## Passage given
_ _ _ _ _

Tuesday, August 20, 2013

The C programmer dilemma: To Macro or to Function?

It is one of the frequent question a C programmer faces when coding: should macros be used, when, how and per what priority.

The best answer is probably in actual usage. Personally, I consider the Linux kernel as an aggregation of experience, being most insightful in answering many coding principles.

It seems appropriate first to outline the types of macros in the C language:

  • Object-like , that provide symbolic naming (aliasing), usually of constants.
  • Function-like, that perform an operation on one or more inputs.

Object macros are used to describe constants in a more descriptive manner, making the code more readable. They may also be used as compiler predefined macros that describe at compile time the line number, function name, file name and even the compiler capabilities.
Function-like macros usage range from just simple wrappers to full function alternative, including ones that are impossible to implement through conventional functions.

The Macro comes last
When trying to define a default rule for prioritizing between macros and functions, I usually reach the following order:
  1. Function.
  2. Inline Function. (be careful)
  3. Macro.


This will fit most common usage with a simple reasoning: functions are safer, they are evaluated in both compilation and linkage, easier to debug, do not increase code footprint and easier to scale.
Considering modern compiler optimizations and the inline option, this fits well even when considering CPU and memory constraints.

Only Macro 
Nevertheless, there are still occasions where macros are very useful, and functions, of any type, cannot be an alternative. Usually, these macros either are generic enough to ignore the input types or accept as input the type on which the work is to be done.

_ _ _ _ _

## Recorded data
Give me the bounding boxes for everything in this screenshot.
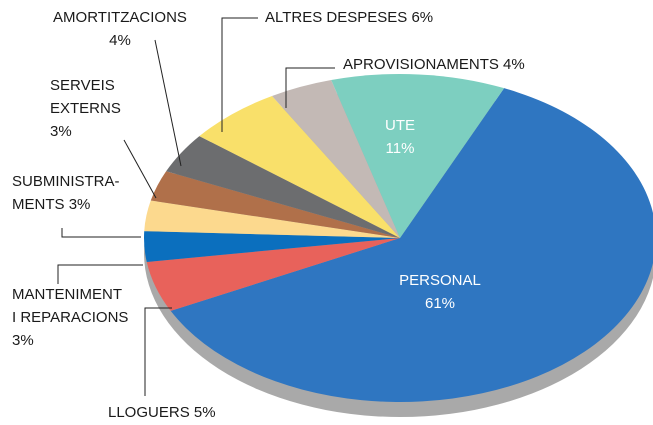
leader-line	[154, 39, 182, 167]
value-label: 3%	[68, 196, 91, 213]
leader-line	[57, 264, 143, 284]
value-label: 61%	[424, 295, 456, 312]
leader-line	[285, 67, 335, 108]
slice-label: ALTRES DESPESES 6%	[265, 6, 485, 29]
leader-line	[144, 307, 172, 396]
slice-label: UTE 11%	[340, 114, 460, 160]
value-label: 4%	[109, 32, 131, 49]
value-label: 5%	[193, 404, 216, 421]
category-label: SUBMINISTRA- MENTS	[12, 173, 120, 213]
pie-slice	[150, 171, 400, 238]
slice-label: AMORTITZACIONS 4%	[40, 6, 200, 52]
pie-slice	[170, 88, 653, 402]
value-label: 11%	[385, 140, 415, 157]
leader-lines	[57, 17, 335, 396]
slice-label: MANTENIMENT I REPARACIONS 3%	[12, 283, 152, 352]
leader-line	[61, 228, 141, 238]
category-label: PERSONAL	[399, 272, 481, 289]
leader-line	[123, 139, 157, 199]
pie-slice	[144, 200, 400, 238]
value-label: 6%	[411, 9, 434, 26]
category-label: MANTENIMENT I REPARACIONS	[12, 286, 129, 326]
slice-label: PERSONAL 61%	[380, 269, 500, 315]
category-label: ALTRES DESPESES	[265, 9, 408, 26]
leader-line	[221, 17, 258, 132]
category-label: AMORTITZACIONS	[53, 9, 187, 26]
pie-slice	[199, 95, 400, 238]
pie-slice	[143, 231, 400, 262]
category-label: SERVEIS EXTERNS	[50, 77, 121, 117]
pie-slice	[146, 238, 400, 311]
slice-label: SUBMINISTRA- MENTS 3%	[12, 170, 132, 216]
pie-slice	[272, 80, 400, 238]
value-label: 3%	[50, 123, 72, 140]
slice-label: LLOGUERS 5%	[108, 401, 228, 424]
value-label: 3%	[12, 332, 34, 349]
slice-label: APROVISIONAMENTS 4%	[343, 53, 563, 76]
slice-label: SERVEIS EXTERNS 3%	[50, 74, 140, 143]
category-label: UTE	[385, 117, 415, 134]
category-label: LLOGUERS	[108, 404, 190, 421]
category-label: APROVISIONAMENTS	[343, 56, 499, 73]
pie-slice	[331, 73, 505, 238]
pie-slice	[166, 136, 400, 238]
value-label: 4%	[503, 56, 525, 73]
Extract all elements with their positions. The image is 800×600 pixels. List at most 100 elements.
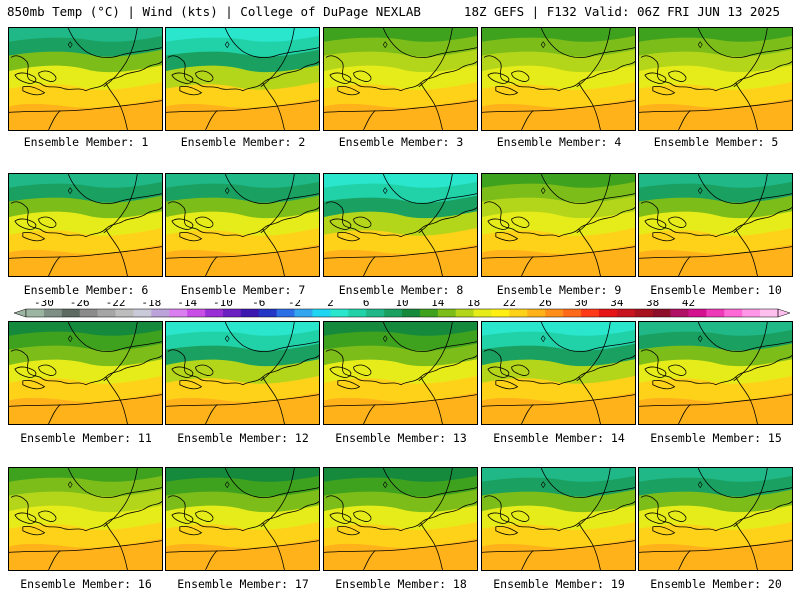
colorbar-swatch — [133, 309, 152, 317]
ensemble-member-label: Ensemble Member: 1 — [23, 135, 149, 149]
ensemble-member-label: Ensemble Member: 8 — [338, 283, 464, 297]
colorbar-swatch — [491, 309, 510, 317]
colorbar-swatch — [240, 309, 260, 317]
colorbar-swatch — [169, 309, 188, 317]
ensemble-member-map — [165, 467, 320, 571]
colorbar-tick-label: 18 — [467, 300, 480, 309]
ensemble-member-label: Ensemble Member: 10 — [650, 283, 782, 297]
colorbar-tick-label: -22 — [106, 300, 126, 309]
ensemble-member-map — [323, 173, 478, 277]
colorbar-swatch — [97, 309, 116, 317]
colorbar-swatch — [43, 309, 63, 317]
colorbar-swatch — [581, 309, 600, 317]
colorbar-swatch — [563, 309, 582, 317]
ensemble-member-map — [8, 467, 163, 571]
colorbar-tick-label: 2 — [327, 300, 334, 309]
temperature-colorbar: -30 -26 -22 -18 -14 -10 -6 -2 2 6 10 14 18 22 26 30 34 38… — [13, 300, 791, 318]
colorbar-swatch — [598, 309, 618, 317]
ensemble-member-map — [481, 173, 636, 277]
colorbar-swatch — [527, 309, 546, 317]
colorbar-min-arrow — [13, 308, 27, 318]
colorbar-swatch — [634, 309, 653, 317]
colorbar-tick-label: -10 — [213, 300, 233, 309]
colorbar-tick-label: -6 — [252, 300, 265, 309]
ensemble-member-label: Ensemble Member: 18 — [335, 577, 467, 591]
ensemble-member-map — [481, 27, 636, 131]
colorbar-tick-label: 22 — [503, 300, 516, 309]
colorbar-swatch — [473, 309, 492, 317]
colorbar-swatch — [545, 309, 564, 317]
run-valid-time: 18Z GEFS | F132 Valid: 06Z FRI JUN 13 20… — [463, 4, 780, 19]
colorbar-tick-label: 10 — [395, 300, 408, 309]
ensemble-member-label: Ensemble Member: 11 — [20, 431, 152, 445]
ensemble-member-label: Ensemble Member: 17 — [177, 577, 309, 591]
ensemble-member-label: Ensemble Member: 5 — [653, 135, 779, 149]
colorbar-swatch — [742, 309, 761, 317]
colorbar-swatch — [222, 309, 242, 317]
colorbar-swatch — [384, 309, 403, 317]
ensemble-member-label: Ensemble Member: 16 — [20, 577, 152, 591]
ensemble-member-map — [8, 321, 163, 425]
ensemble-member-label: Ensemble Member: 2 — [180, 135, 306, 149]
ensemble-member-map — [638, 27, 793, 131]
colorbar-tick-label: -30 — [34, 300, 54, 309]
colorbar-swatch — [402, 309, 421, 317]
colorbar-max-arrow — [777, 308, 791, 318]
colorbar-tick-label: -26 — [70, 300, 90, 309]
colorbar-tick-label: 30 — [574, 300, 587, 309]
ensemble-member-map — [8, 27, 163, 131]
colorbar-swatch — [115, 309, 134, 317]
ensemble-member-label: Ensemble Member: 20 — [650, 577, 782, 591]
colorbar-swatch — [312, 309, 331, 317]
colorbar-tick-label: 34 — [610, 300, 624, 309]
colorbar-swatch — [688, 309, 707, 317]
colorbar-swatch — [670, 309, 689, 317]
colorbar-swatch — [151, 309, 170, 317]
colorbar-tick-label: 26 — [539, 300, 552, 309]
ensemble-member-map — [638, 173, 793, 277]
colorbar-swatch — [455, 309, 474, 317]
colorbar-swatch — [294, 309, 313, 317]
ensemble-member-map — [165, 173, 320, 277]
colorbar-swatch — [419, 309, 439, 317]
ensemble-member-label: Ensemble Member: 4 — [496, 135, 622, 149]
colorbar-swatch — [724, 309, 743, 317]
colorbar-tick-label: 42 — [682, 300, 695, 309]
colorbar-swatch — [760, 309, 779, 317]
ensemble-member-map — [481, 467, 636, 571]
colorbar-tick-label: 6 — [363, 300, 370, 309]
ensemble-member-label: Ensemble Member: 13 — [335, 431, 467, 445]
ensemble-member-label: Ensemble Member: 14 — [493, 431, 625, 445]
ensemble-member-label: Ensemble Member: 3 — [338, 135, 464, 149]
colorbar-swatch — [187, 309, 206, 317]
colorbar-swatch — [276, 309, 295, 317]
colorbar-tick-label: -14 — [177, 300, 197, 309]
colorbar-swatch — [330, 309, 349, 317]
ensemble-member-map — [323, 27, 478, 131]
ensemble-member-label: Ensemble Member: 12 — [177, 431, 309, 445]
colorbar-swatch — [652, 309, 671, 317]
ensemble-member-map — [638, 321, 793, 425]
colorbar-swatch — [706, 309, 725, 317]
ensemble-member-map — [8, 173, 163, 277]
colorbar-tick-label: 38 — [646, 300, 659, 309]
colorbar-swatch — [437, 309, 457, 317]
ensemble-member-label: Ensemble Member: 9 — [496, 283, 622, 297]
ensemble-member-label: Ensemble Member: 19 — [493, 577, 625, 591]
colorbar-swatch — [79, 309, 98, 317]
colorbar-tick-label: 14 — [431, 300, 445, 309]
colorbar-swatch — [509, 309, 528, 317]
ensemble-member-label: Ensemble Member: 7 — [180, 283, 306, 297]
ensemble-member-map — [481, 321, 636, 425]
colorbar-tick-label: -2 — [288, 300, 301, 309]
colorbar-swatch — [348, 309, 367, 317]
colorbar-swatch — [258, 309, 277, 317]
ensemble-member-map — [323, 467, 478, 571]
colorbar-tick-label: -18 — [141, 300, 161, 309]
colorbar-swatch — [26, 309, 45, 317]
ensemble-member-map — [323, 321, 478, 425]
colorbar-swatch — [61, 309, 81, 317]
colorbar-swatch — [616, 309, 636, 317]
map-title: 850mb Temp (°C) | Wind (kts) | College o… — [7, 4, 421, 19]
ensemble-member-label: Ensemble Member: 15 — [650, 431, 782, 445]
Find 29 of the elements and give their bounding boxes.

_ _ _ _ _

## Exercise
Reproduce the post on C macros and functions word for word, from "It seems appropriate" up to and including "Function. (be careful)".

## Expected answer
It seems appropriate first to outline the types of macros in the C language:

  • Object-like , that provide symbolic naming (aliasing), usually of constants.
  • Function-like, that perform an operation on one or more inputs.

Object macros are used to describe constants in a more descriptive manner, making the code more readable. They may also be used as compiler predefined macros that describe at compile time the line number, function name, file name and even the compiler capabilities.
Function-like macros usage range from just simple wrappers to full function alternative, including ones that are impossible to implement through conventional functions.

The Macro comes last
When trying to define a default rule for prioritizing between macros and functions, I usually reach the following order:
  1. Function.
  2. Inline Function. (be careful)